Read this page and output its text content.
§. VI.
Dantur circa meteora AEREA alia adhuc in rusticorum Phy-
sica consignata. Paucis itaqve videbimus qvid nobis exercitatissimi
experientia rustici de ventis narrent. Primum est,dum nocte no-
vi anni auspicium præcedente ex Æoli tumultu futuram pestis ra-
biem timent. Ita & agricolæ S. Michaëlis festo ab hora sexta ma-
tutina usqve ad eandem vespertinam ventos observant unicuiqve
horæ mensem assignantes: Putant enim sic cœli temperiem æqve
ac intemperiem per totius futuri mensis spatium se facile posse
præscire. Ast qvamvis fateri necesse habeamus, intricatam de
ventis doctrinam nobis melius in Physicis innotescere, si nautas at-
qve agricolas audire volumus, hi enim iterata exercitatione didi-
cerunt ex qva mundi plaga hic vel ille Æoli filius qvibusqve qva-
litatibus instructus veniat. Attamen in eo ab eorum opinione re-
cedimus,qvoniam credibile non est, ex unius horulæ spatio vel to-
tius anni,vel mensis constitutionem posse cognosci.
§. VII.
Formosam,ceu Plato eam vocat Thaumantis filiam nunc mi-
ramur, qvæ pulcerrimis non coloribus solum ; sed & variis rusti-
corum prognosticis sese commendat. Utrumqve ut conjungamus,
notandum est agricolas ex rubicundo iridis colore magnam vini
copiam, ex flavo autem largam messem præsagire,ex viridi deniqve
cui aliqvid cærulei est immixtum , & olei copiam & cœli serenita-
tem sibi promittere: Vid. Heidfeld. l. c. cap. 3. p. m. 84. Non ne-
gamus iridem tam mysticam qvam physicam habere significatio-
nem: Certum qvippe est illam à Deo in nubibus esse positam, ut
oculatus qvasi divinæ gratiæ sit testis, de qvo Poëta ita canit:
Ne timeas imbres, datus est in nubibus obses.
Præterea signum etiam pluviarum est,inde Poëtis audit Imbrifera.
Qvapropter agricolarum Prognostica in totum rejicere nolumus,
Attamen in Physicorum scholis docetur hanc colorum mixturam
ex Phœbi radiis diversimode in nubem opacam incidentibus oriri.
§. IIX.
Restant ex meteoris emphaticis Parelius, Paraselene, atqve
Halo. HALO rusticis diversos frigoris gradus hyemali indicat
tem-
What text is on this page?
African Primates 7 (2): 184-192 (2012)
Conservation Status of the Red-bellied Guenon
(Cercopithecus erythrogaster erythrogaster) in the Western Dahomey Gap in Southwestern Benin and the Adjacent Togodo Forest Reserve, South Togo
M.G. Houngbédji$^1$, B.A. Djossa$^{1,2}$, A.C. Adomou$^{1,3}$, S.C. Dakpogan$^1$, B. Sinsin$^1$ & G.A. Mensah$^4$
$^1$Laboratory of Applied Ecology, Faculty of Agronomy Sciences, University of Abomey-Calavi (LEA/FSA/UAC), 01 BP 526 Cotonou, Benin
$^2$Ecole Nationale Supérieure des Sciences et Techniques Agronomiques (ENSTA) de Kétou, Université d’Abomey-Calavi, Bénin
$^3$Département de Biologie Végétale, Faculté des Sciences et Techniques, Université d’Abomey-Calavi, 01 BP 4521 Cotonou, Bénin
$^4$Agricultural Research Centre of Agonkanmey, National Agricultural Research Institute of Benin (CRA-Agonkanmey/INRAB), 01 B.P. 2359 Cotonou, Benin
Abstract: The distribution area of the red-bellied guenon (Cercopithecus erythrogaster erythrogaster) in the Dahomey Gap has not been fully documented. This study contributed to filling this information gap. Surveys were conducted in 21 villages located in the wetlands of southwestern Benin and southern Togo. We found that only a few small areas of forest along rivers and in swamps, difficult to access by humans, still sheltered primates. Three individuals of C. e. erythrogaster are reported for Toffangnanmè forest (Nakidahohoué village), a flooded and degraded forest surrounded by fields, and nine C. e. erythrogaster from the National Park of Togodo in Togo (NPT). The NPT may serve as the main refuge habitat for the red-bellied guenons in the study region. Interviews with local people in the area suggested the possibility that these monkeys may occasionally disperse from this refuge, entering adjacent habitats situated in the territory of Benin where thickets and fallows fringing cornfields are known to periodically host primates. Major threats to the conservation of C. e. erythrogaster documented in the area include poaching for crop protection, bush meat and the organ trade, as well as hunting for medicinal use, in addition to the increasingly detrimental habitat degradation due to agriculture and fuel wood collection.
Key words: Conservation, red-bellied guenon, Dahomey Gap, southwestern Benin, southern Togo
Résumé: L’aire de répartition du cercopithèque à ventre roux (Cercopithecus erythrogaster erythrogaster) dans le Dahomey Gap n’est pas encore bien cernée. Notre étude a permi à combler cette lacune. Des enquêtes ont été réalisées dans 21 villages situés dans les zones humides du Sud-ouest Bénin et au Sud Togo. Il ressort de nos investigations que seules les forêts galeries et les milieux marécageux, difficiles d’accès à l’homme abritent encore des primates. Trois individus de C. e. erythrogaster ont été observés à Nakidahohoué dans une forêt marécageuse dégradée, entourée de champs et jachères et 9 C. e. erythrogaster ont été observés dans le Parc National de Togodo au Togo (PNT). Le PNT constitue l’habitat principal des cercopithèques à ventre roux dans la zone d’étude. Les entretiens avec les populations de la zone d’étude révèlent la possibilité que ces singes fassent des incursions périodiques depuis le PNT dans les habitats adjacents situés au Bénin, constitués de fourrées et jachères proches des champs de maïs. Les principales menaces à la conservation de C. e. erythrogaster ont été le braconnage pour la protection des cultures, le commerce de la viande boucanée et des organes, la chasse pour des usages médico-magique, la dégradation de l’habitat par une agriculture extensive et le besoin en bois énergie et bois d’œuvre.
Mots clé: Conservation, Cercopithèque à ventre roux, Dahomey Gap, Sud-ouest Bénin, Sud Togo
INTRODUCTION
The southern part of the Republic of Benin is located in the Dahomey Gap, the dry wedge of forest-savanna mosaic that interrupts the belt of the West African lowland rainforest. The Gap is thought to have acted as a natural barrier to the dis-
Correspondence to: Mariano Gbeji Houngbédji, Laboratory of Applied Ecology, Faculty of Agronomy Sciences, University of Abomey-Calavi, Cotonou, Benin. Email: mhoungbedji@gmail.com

============================================================

Task objective | Output all records verbatim.

Completed task |
Read this page and output its text content.
§. VI.
Dantur circa meteora AEREA alia adhuc in rusticorum Phy-
sica consignata. Paucis itaqve videbimus qvid nobis exercitatissimi
experientia rustici de ventis narrent. Primum est,dum nocte no-
vi anni auspicium præcedente ex Æoli tumultu futuram pestis ra-
biem timent. Ita & agricolæ S. Michaëlis festo ab hora sexta ma-
tutina usqve ad eandem vespertinam ventos observant unicuiqve
horæ mensem assignantes: Putant enim sic cœli temperiem æqve
ac intemperiem per totius futuri mensis spatium se facile posse
præscire. Ast qvamvis fateri necesse habeamus, intricatam de
ventis doctrinam nobis melius in Physicis innotescere, si nautas at-
qve agricolas audire volumus, hi enim iterata exercitatione didi-
cerunt ex qva mundi plaga hic vel ille Æoli filius qvibusqve qva-
litatibus instructus veniat. Attamen in eo ab eorum opinione re-
cedimus,qvoniam credibile non est, ex unius horulæ spatio vel to-
tius anni,vel mensis constitutionem posse cognosci.
§. VII.
Formosam,ceu Plato eam vocat Thaumantis filiam nunc mi-
ramur, qvæ pulcerrimis non coloribus solum ; sed & variis rusti-
corum prognosticis sese commendat. Utrumqve ut conjungamus,
notandum est agricolas ex rubicundo iridis colore magnam vini
copiam, ex flavo autem largam messem præsagire,ex viridi deniqve
cui aliqvid cærulei est immixtum , & olei copiam & cœli serenita-
tem sibi promittere: Vid. Heidfeld. l. c. cap. 3. p. m. 84. Non ne-
gamus iridem tam mysticam qvam physicam habere significatio-
nem: Certum qvippe est illam à Deo in nubibus esse positam, ut
oculatus qvasi divinæ gratiæ sit testis, de qvo Poëta ita canit:
Ne timeas imbres, datus est in nubibus obses.
Præterea signum etiam pluviarum est,inde Poëtis audit Imbrifera.
Qvapropter agricolarum Prognostica in totum rejicere nolumus,
Attamen in Physicorum scholis docetur hanc colorum mixturam
ex Phœbi radiis diversimode in nubem opacam incidentibus oriri.
§. IIX.
Restant ex meteoris emphaticis Parelius, Paraselene, atqve
Halo. HALO rusticis diversos frigoris gradus hyemali indicat
tem-
What text is on this page?
African Primates 7 (2): 184-192 (2012)
Conservation Status of the Red-bellied Guenon
(Cercopithecus erythrogaster erythrogaster) in the Western Dahomey Gap in Southwestern Benin and the Adjacent Togodo Forest Reserve, South Togo
M.G. Houngbédji$^1$, B.A. Djossa$^{1,2}$, A.C. Adomou$^{1,3}$, S.C. Dakpogan$^1$, B. Sinsin$^1$ & G.A. Mensah$^4$
$^1$Laboratory of Applied Ecology, Faculty of Agronomy Sciences, University of Abomey-Calavi (LEA/FSA/UAC), 01 BP 526 Cotonou, Benin
$^2$Ecole Nationale Supérieure des Sciences et Techniques Agronomiques (ENSTA) de Kétou, Université d’Abomey-Calavi, Bénin
$^3$Département de Biologie Végétale, Faculté des Sciences et Techniques, Université d’Abomey-Calavi, 01 BP 4521 Cotonou, Bénin
$^4$Agricultural Research Centre of Agonkanmey, National Agricultural Research Institute of Benin (CRA-Agonkanmey/INRAB), 01 B.P. 2359 Cotonou, Benin
Abstract: The distribution area of the red-bellied guenon (Cercopithecus erythrogaster erythrogaster) in the Dahomey Gap has not been fully documented. This study contributed to filling this information gap. Surveys were conducted in 21 villages located in the wetlands of southwestern Benin and southern Togo. We found that only a few small areas of forest along rivers and in swamps, difficult to access by humans, still sheltered primates. Three individuals of C. e. erythrogaster are reported for Toffangnanmè forest (Nakidahohoué village), a flooded and degraded forest surrounded by fields, and nine C. e. erythrogaster from the National Park of Togodo in Togo (NPT). The NPT may serve as the main refuge habitat for the red-bellied guenons in the study region. Interviews with local people in the area suggested the possibility that these monkeys may occasionally disperse from this refuge, entering adjacent habitats situated in the territory of Benin where thickets and fallows fringing cornfields are known to periodically host primates. Major threats to the conservation of C. e. erythrogaster documented in the area include poaching for crop protection, bush meat and the organ trade, as well as hunting for medicinal use, in addition to the increasingly detrimental habitat degradation due to agriculture and fuel wood collection.
Key words: Conservation, red-bellied guenon, Dahomey Gap, southwestern Benin, southern Togo
Résumé: L’aire de répartition du cercopithèque à ventre roux (Cercopithecus erythrogaster erythrogaster) dans le Dahomey Gap n’est pas encore bien cernée. Notre étude a permi à combler cette lacune. Des enquêtes ont été réalisées dans 21 villages situés dans les zones humides du Sud-ouest Bénin et au Sud Togo. Il ressort de nos investigations que seules les forêts galeries et les milieux marécageux, difficiles d’accès à l’homme abritent encore des primates. Trois individus de C. e. erythrogaster ont été observés à Nakidahohoué dans une forêt marécageuse dégradée, entourée de champs et jachères et 9 C. e. erythrogaster ont été observés dans le Parc National de Togodo au Togo (PNT). Le PNT constitue l’habitat principal des cercopithèques à ventre roux dans la zone d’étude. Les entretiens avec les populations de la zone d’étude révèlent la possibilité que ces singes fassent des incursions périodiques depuis le PNT dans les habitats adjacents situés au Bénin, constitués de fourrées et jachères proches des champs de maïs. Les principales menaces à la conservation de C. e. erythrogaster ont été le braconnage pour la protection des cultures, le commerce de la viande boucanée et des organes, la chasse pour des usages médico-magique, la dégradation de l’habitat par une agriculture extensive et le besoin en bois énergie et bois d’œuvre.
Mots clé: Conservation, Cercopithèque à ventre roux, Dahomey Gap, Sud-ouest Bénin, Sud Togo
INTRODUCTION
The southern part of the Republic of Benin is located in the Dahomey Gap, the dry wedge of forest-savanna mosaic that interrupts the belt of the West African lowland rainforest. The Gap is thought to have acted as a natural barrier to the dis-
Correspondence to: Mariano Gbeji Houngbédji, Laboratory of Applied Ecology, Faculty of Agronomy Sciences, University of Abomey-Calavi, Cotonou, Benin. Email: mhoungbedji@gmail.com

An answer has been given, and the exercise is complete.